Extract:

— Start —

# Unofficial Heresy Painting Throwdown: Rhino+/Walker



## Djinn24 (Jan 12, 2008)

OK rules for this one is:

Voting Method: Poll
Subject: Larger then a Rhino or Walker
Deadline: EMailed to me by 23:59 (GMT -5) January 15th
WIP Allowed.

FIGHT!

Entrants:
Stevey293
normtheunsavoury
midge913
djinn24


----------



## Midge913 (Oct 21, 2010)

Count me in, I have something perfect that I need to be working on anyway.


----------



## Djinn24 (Jan 12, 2008)

I have something myself since this is a poll .


----------



## normtheunsavoury (Mar 20, 2008)

I am genuinely looking forward to mixing it with the heavyweights on this!

Not only is this a challenge but it's a real chance to learn an improve, thanks for taking up the challenge!


----------



## Djinn24 (Jan 12, 2008)

I think a large single model would work out just fine Stevey, as long as it is larger then a rhino type vehicle.


----------



## Bogg (Mar 2, 2008)

hmm, ok will do my Dark Eldar Jetfighter :: "Whoooooooosh" !!


----------



## Silens (Dec 26, 2010)

Might encourage me to finish of some Necron stuff.


----------



## Djinn24 (Jan 12, 2008)

Oooo this is getting quite nicely sized. Say the word if you are for sure in.


----------



## DeathKlokk (Jun 9, 2008)

Hmm.... I may go for Biggest Model Entered 


lol


----------



## Djinn24 (Jan 12, 2008)

you wanna bet Death.... I still have not decided exactly what i am going to enter. I have one of 4 to pick from.


----------



## DeathKlokk (Jun 9, 2008)

Sure, Djinn. Mine is totally bigger...

— End —

Collected data
— Start —

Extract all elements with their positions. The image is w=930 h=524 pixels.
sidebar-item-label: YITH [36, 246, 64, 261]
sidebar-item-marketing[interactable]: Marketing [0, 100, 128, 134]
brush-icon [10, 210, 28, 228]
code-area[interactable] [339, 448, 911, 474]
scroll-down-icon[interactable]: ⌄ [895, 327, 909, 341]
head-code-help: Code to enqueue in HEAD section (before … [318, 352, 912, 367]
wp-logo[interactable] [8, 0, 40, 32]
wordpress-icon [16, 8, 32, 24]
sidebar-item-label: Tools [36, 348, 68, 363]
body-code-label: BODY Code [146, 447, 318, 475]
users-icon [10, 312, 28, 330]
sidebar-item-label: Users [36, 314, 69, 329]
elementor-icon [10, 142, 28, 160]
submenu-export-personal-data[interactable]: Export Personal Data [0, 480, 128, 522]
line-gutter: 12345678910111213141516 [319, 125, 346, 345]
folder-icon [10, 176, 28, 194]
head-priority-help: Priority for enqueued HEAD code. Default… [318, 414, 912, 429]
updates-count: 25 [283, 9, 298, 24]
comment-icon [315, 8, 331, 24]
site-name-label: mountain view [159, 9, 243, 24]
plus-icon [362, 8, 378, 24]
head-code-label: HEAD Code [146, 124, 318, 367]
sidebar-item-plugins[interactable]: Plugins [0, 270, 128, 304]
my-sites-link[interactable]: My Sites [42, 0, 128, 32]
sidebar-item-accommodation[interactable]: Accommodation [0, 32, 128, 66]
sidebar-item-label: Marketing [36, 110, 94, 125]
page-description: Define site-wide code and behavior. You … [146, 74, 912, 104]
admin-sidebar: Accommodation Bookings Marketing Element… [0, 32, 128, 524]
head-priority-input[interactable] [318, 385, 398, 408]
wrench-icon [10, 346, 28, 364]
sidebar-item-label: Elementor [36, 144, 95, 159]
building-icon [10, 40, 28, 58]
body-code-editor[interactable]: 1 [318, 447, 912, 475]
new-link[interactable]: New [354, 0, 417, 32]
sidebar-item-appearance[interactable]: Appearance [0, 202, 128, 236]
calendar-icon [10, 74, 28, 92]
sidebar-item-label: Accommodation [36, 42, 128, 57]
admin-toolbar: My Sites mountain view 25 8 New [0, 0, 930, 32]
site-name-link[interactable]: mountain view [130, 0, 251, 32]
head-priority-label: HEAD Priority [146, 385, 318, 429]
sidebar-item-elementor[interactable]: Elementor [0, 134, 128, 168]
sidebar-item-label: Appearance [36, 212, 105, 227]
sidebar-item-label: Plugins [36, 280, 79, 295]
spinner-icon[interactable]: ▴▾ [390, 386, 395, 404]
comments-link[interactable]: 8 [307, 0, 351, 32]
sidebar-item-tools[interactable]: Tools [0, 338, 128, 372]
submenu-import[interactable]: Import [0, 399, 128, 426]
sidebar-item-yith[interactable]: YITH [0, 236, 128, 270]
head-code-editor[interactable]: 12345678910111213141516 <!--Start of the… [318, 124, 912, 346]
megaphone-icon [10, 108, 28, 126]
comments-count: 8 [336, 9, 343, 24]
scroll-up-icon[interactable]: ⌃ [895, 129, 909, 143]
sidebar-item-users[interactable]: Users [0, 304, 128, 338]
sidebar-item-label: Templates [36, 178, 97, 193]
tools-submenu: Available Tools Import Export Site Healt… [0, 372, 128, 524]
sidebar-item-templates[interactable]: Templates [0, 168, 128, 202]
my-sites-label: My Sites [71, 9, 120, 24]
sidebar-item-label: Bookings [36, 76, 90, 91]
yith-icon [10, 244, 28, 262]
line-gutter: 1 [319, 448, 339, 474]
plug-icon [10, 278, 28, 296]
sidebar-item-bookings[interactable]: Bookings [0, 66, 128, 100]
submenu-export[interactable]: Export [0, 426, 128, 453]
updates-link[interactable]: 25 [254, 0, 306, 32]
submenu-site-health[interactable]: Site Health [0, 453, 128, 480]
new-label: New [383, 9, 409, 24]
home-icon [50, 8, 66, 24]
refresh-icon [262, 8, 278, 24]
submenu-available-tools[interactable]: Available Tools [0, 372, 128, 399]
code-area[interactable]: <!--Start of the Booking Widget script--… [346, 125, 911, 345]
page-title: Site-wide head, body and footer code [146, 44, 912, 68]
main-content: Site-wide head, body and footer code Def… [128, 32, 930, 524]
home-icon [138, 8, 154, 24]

— End —

Task instructions:
1) In the painting throwdown thread, what reasons does normtheunsavoury give for looking forward to the contest? Answer in one to three sentences.
2) Resume the painting throwdown thread, picking up right after DeathKlokk's last post.

Answers for the exercise:
1) normtheunsavoury is looking forward to competing against the heavyweights because the contest is a challenge and also a real chance to learn and improve.

2)
----------



## Midge913 (Oct 21, 2010)

Well if we are comparing sizes........ :so_happy:


----------



## Djinn24 (Jan 12, 2008)

We shall see .


----------



## Djinn24 (Jan 12, 2008)

How's it going folks?


----------



## DeathKlokk (Jun 9, 2008)

Making progress. Got the day off today so I hope to slap some more paint.


----------



## Midge913 (Oct 21, 2010)

Poorly...... I just don't seem to be able to make enough time to paint at the moment. Hopefully that will change soon.


----------



## normtheunsavoury (Mar 20, 2008)

Surprisingly well, my Wayland delivery turned up a couple of days ago and my wife was good enough to let me open a present early so painting is well under way!


----------



## stevey293 (Aug 16, 2011)

Im just basing mine 

Oh and deathklokk dont tempt me i have a titan and an airbrush!!! And i mean it!


----------



## GrimzagGorwazza (Aug 5, 2010)

OOOO am i too late to enter? I have a vehicle that i need to paint and this would be the perfect forum for me to get working on it.


----------



## normtheunsavoury (Mar 20, 2008)

As long as you can get it done by the deadline I can't see a problem.


----------



## stevey293 (Aug 16, 2011)

and here we have my entry.


----------



## AG. (Sep 28, 2010)

I'll enter my Land Raider. I don't post much but a bit of healthy competition might get me to work on it a bit more.

No WIP just finished product right?


----------



## stevey293 (Aug 16, 2011)

Think its just a finished shot.


----------



## DeathKlokk (Jun 9, 2008)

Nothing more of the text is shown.